*Written task:* Without the pictures, repeat the listing character for character.

*Records for the exercise:*
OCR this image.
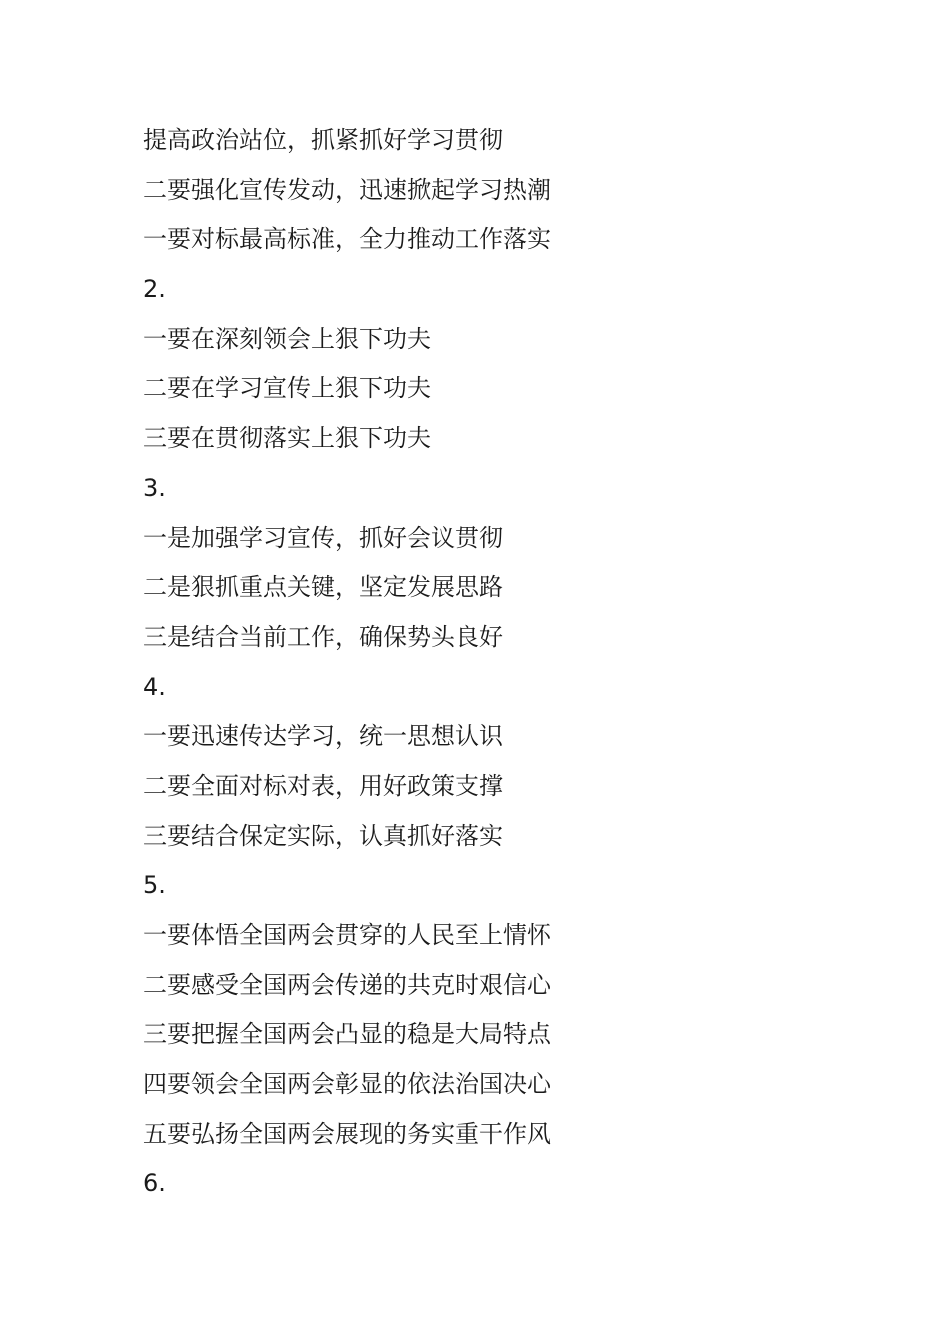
提高政治站位，抓紧抓好学习贯彻
二要强化宣传发动，迅速掀起学习热潮
一要对标最高标准，全力推动工作落实
2.
一要在深刻领会上狠下功夫
二要在学习宣传上狠下功夫
三要在贯彻落实上狠下功夫
3.
一是加强学习宣传，抓好会议贯彻
二是狠抓重点关键，坚定发展思路
三是结合当前工作，确保势头良好
4.
一要迅速传达学习，统一思想认识
二要全面对标对表，用好政策支撑
三要结合保定实际，认真抓好落实
5.
一要体悟全国两会贯穿的人民至上情怀
二要感受全国两会传递的共克时艰信心
三要把握全国两会凸显的稳是大局特点
四要领会全国两会彰显的依法治国决心
五要弘扬全国两会展现的务实重干作风
6.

*Solved exercise:*
OCR this image.
提高政治站位，抓紧抓好学习贯彻
二要强化宣传发动，迅速掀起学习热潮
一要对标最高标准，全力推动工作落实
2.
一要在深刻领会上狠下功夫
二要在学习宣传上狠下功夫
三要在贯彻落实上狠下功夫
3.
一是加强学习宣传，抓好会议贯彻
二是狠抓重点关键，坚定发展思路
三是结合当前工作，确保势头良好
4.
一要迅速传达学习，统一思想认识
二要全面对标对表，用好政策支撑
三要结合保定实际，认真抓好落实
5.
一要体悟全国两会贯穿的人民至上情怀
二要感受全国两会传递的共克时艰信心
三要把握全国两会凸显的稳是大局特点
四要领会全国两会彰显的依法治国决心
五要弘扬全国两会展现的务实重干作风
6.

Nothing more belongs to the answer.